#### Work to be completed
In the copy, include every entry exactly but none of the images.

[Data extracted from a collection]

=-=-=-=-=

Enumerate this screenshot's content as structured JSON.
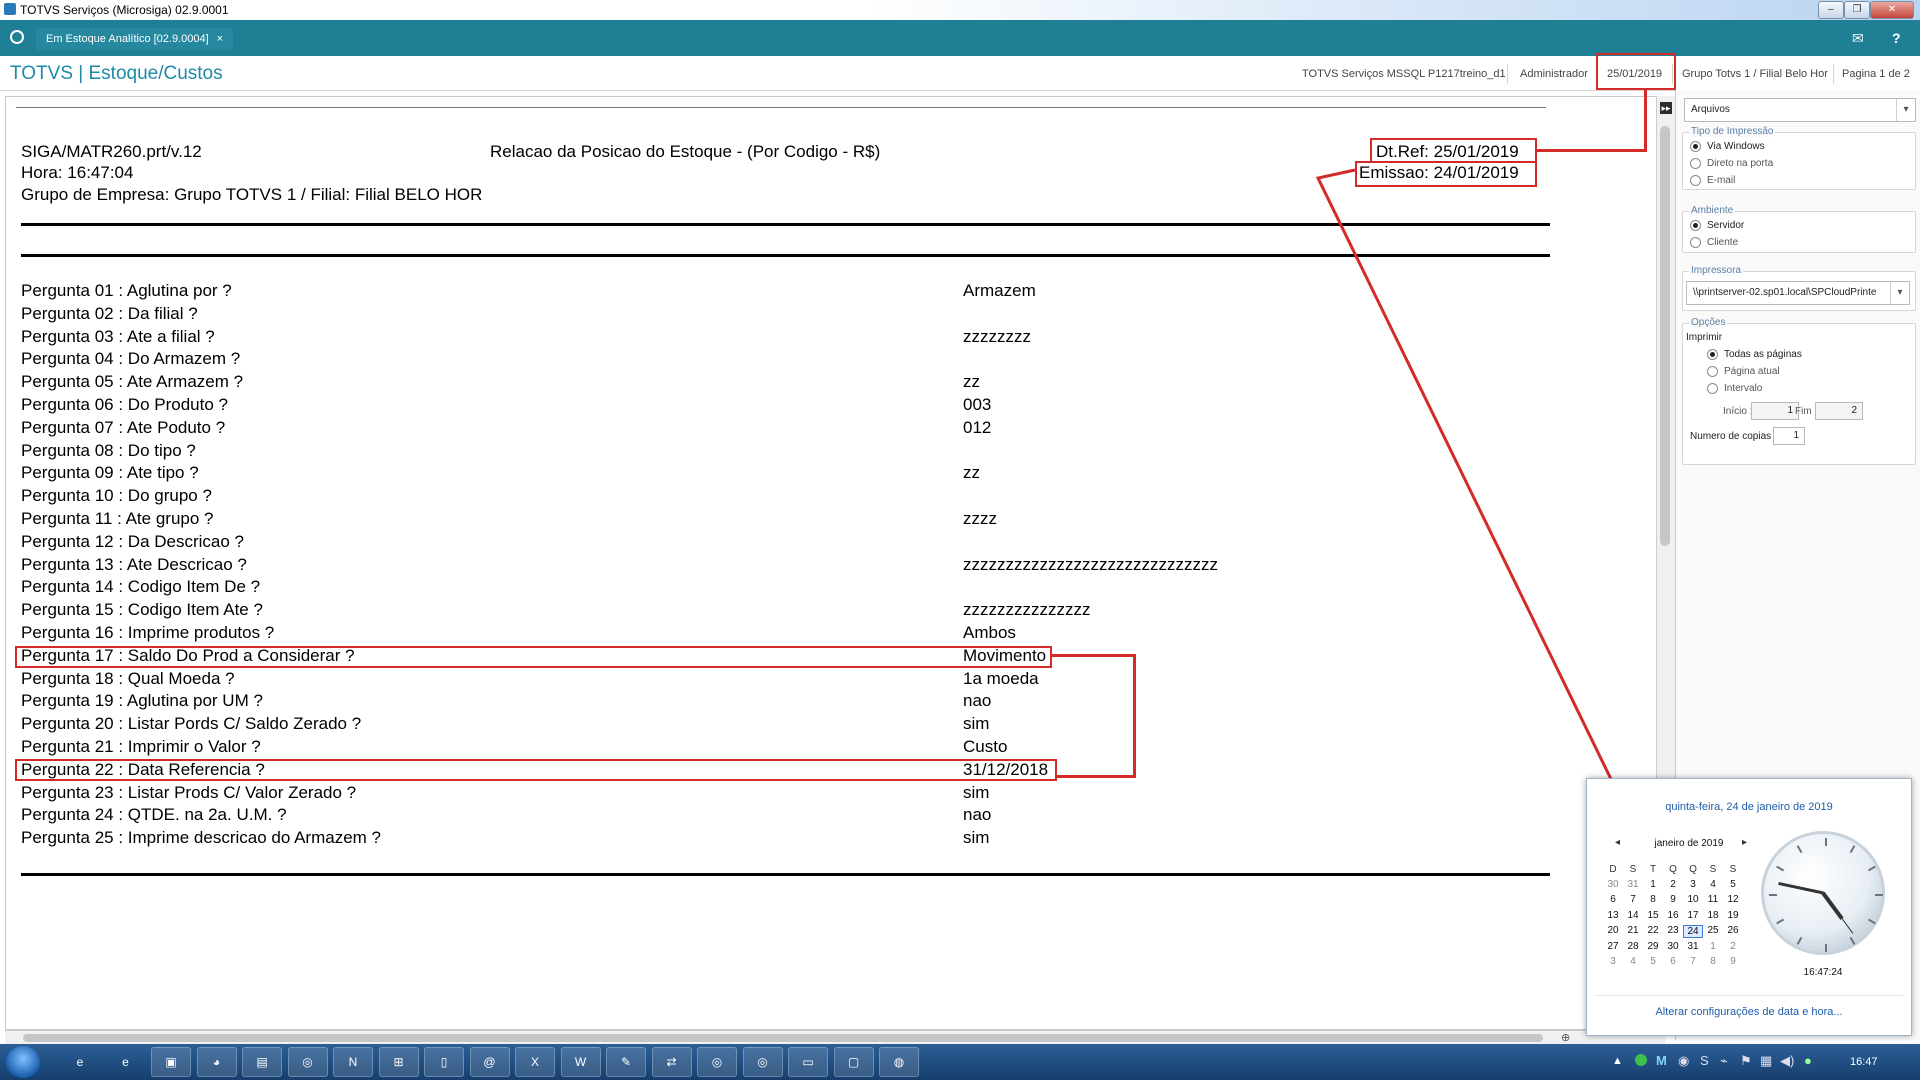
{
  "window": {
    "title": "TOTVS Serviços (Microsiga) 02.9.0001"
  },
  "tabs": [
    {
      "label": "Em Estoque Analítico [02.9.0004]",
      "close": "×"
    }
  ],
  "header": {
    "brand": "TOTVS | Estoque/Custos",
    "environment": "TOTVS Serviços MSSQL P1217treino_d1",
    "user": "Administrador",
    "date": "25/01/2019",
    "company": "Grupo Totvs 1 / Filial Belo Hor",
    "page": "Pagina 1 de 2"
  },
  "report": {
    "program": "SIGA/MATR260.prt/v.12",
    "title": "Relacao da Posicao do Estoque - (Por Codigo - R$)",
    "dt_ref": "Dt.Ref: 25/01/2019",
    "hora": "Hora: 16:47:04",
    "emissao": "Emissao: 24/01/2019",
    "grupo": "Grupo de Empresa: Grupo TOTVS 1 / Filial: Filial BELO HOR",
    "questions": [
      {
        "label": "Pergunta 01 : Aglutina por ?",
        "value": "Armazem"
      },
      {
        "label": "Pergunta 02 : Da filial ?",
        "value": ""
      },
      {
        "label": "Pergunta 03 : Ate a filial ?",
        "value": "zzzzzzzz"
      },
      {
        "label": "Pergunta 04 : Do Armazem ?",
        "value": ""
      },
      {
        "label": "Pergunta 05 : Ate Armazem ?",
        "value": "zz"
      },
      {
        "label": "Pergunta 06 : Do Produto ?",
        "value": "003"
      },
      {
        "label": "Pergunta 07 : Ate Poduto ?",
        "value": "012"
      },
      {
        "label": "Pergunta 08 : Do tipo ?",
        "value": ""
      },
      {
        "label": "Pergunta 09 : Ate tipo ?",
        "value": "zz"
      },
      {
        "label": "Pergunta 10 : Do grupo ?",
        "value": ""
      },
      {
        "label": "Pergunta 11 : Ate grupo ?",
        "value": "zzzz"
      },
      {
        "label": "Pergunta 12 : Da Descricao ?",
        "value": ""
      },
      {
        "label": "Pergunta 13 : Ate Descricao ?",
        "value": "zzzzzzzzzzzzzzzzzzzzzzzzzzzzzz"
      },
      {
        "label": "Pergunta 14 : Codigo Item De ?",
        "value": ""
      },
      {
        "label": "Pergunta 15 : Codigo Item Ate ?",
        "value": "zzzzzzzzzzzzzzz"
      },
      {
        "label": "Pergunta 16 : Imprime produtos ?",
        "value": "Ambos"
      },
      {
        "label": "Pergunta 17 : Saldo Do Prod a Considerar ?",
        "value": "Movimento"
      },
      {
        "label": "Pergunta 18 : Qual Moeda ?",
        "value": "1a moeda"
      },
      {
        "label": "Pergunta 19 : Aglutina por UM ?",
        "value": "nao"
      },
      {
        "label": "Pergunta 20 : Listar Pords C/ Saldo Zerado ?",
        "value": "sim"
      },
      {
        "label": "Pergunta 21 : Imprimir o Valor ?",
        "value": "Custo"
      },
      {
        "label": "Pergunta 22 : Data Referencia ?",
        "value": "31/12/2018"
      },
      {
        "label": "Pergunta 23 : Listar Prods C/ Valor Zerado ?",
        "value": "sim"
      },
      {
        "label": "Pergunta 24 : QTDE. na 2a. U.M. ?",
        "value": "nao"
      },
      {
        "label": "Pergunta 25 : Imprime descricao do Armazem ?",
        "value": "sim"
      }
    ]
  },
  "panel": {
    "destino": "Arquivos",
    "tipo_impressao": {
      "legend": "Tipo de Impressão",
      "options": [
        "Via Windows",
        "Direto na porta",
        "E-mail"
      ],
      "selected": "Via Windows"
    },
    "ambiente": {
      "legend": "Ambiente",
      "options": [
        "Servidor",
        "Cliente"
      ],
      "selected": "Servidor"
    },
    "impressora": {
      "legend": "Impressora",
      "value": "\\\\printserver-02.sp01.local\\SPCloudPrinte"
    },
    "opcoes": {
      "legend": "Opções",
      "imprimir": "Imprimir",
      "options": [
        "Todas as páginas",
        "Página atual",
        "Intervalo"
      ],
      "selected": "Todas as páginas",
      "inicio_label": "Início :",
      "inicio": "1",
      "fim_label": "Fim :",
      "fim": "2",
      "copias_label": "Numero de copias",
      "copias": "1"
    }
  },
  "calendar": {
    "full_date": "quinta-feira, 24 de janeiro de 2019",
    "month": "janeiro de 2019",
    "prev": "◂",
    "next": "▸",
    "dow": [
      "D",
      "S",
      "T",
      "Q",
      "Q",
      "S",
      "S"
    ],
    "weeks": [
      [
        "30",
        "31",
        "1",
        "2",
        "3",
        "4",
        "5"
      ],
      [
        "6",
        "7",
        "8",
        "9",
        "10",
        "11",
        "12"
      ],
      [
        "13",
        "14",
        "15",
        "16",
        "17",
        "18",
        "19"
      ],
      [
        "20",
        "21",
        "22",
        "23",
        "24",
        "25",
        "26"
      ],
      [
        "27",
        "28",
        "29",
        "30",
        "31",
        "1",
        "2"
      ],
      [
        "3",
        "4",
        "5",
        "6",
        "7",
        "8",
        "9"
      ]
    ],
    "selected_day": "24",
    "clock_time": "16:47:24",
    "link": "Alterar configurações de data e hora..."
  },
  "taskbar": {
    "apps": [
      "ie-icon",
      "ie-icon",
      "chat-icon",
      "firefox-icon",
      "folder-icon",
      "chrome-icon",
      "onenote-icon",
      "network-icon",
      "notepad-icon",
      "mail-icon",
      "excel-icon",
      "word-icon",
      "tools-icon",
      "connection-icon",
      "chrome-icon",
      "chrome-icon",
      "remote-icon",
      "window-icon",
      "totvs-icon"
    ],
    "clock": "16:47"
  }
}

=-=-=-=-=

#### Task output
Enumerate this screenshot's content as structured JSON.
{
  "window": {
    "title": "TOTVS Serviços (Microsiga) 02.9.0001"
  },
  "tabs": [
    {
      "label": "Em Estoque Analítico [02.9.0004]",
      "close": "×"
    }
  ],
  "header": {
    "brand": "TOTVS | Estoque/Custos",
    "environment": "TOTVS Serviços MSSQL P1217treino_d1",
    "user": "Administrador",
    "date": "25/01/2019",
    "company": "Grupo Totvs 1 / Filial Belo Hor",
    "page": "Pagina 1 de 2"
  },
  "report": {
    "program": "SIGA/MATR260.prt/v.12",
    "title": "Relacao da Posicao do Estoque - (Por Codigo - R$)",
    "dt_ref": "Dt.Ref: 25/01/2019",
    "hora": "Hora: 16:47:04",
    "emissao": "Emissao: 24/01/2019",
    "grupo": "Grupo de Empresa: Grupo TOTVS 1 / Filial: Filial BELO HOR",
    "questions": [
      {
        "label": "Pergunta 01 : Aglutina por ?",
        "value": "Armazem"
      },
      {
        "label": "Pergunta 02 : Da filial ?",
        "value": ""
      },
      {
        "label": "Pergunta 03 : Ate a filial ?",
        "value": "zzzzzzzz"
      },
      {
        "label": "Pergunta 04 : Do Armazem ?",
        "value": ""
      },
      {
        "label": "Pergunta 05 : Ate Armazem ?",
        "value": "zz"
      },
      {
        "label": "Pergunta 06 : Do Produto ?",
        "value": "003"
      },
      {
        "label": "Pergunta 07 : Ate Poduto ?",
        "value": "012"
      },
      {
        "label": "Pergunta 08 : Do tipo ?",
        "value": ""
      },
      {
        "label": "Pergunta 09 : Ate tipo ?",
        "value": "zz"
      },
      {
        "label": "Pergunta 10 : Do grupo ?",
        "value": ""
      },
      {
        "label": "Pergunta 11 : Ate grupo ?",
        "value": "zzzz"
      },
      {
        "label": "Pergunta 12 : Da Descricao ?",
        "value": ""
      },
      {
        "label": "Pergunta 13 : Ate Descricao ?",
        "value": "zzzzzzzzzzzzzzzzzzzzzzzzzzzzzz"
      },
      {
        "label": "Pergunta 14 : Codigo Item De ?",
        "value": ""
      },
      {
        "label": "Pergunta 15 : Codigo Item Ate ?",
        "value": "zzzzzzzzzzzzzzz"
      },
      {
        "label": "Pergunta 16 : Imprime produtos ?",
        "value": "Ambos"
      },
      {
        "label": "Pergunta 17 : Saldo Do Prod a Considerar ?",
        "value": "Movimento"
      },
      {
        "label": "Pergunta 18 : Qual Moeda ?",
        "value": "1a moeda"
      },
      {
        "label": "Pergunta 19 : Aglutina por UM ?",
        "value": "nao"
      },
      {
        "label": "Pergunta 20 : Listar Pords C/ Saldo Zerado ?",
        "value": "sim"
      },
      {
        "label": "Pergunta 21 : Imprimir o Valor ?",
        "value": "Custo"
      },
      {
        "label": "Pergunta 22 : Data Referencia ?",
        "value": "31/12/2018"
      },
      {
        "label": "Pergunta 23 : Listar Prods C/ Valor Zerado ?",
        "value": "sim"
      },
      {
        "label": "Pergunta 24 : QTDE. na 2a. U.M. ?",
        "value": "nao"
      },
      {
        "label": "Pergunta 25 : Imprime descricao do Armazem ?",
        "value": "sim"
      }
    ]
  },
  "panel": {
    "destino": "Arquivos",
    "tipo_impressao": {
      "legend": "Tipo de Impressão",
      "options": [
        "Via Windows",
        "Direto na porta",
        "E-mail"
      ],
      "selected": "Via Windows"
    },
    "ambiente": {
      "legend": "Ambiente",
      "options": [
        "Servidor",
        "Cliente"
      ],
      "selected": "Servidor"
    },
    "impressora": {
      "legend": "Impressora",
      "value": "\\\\printserver-02.sp01.local\\SPCloudPrinte"
    },
    "opcoes": {
      "legend": "Opções",
      "imprimir": "Imprimir",
      "options": [
        "Todas as páginas",
        "Página atual",
        "Intervalo"
      ],
      "selected": "Todas as páginas",
      "inicio_label": "Início :",
      "inicio": "1",
      "fim_label": "Fim :",
      "fim": "2",
      "copias_label": "Numero de copias",
      "copias": "1"
    }
  },
  "calendar": {
    "full_date": "quinta-feira, 24 de janeiro de 2019",
    "month": "janeiro de 2019",
    "prev": "◂",
    "next": "▸",
    "dow": [
      "D",
      "S",
      "T",
      "Q",
      "Q",
      "S",
      "S"
    ],
    "weeks": [
      [
        "30",
        "31",
        "1",
        "2",
        "3",
        "4",
        "5"
      ],
      [
        "6",
        "7",
        "8",
        "9",
        "10",
        "11",
        "12"
      ],
      [
        "13",
        "14",
        "15",
        "16",
        "17",
        "18",
        "19"
      ],
      [
        "20",
        "21",
        "22",
        "23",
        "24",
        "25",
        "26"
      ],
      [
        "27",
        "28",
        "29",
        "30",
        "31",
        "1",
        "2"
      ],
      [
        "3",
        "4",
        "5",
        "6",
        "7",
        "8",
        "9"
      ]
    ],
    "selected_day": "24",
    "clock_time": "16:47:24",
    "link": "Alterar configurações de data e hora..."
  },
  "taskbar": {
    "apps": [
      "ie-icon",
      "ie-icon",
      "chat-icon",
      "firefox-icon",
      "folder-icon",
      "chrome-icon",
      "onenote-icon",
      "network-icon",
      "notepad-icon",
      "mail-icon",
      "excel-icon",
      "word-icon",
      "tools-icon",
      "connection-icon",
      "chrome-icon",
      "chrome-icon",
      "remote-icon",
      "window-icon",
      "totvs-icon"
    ],
    "clock": "16:47"
  }
}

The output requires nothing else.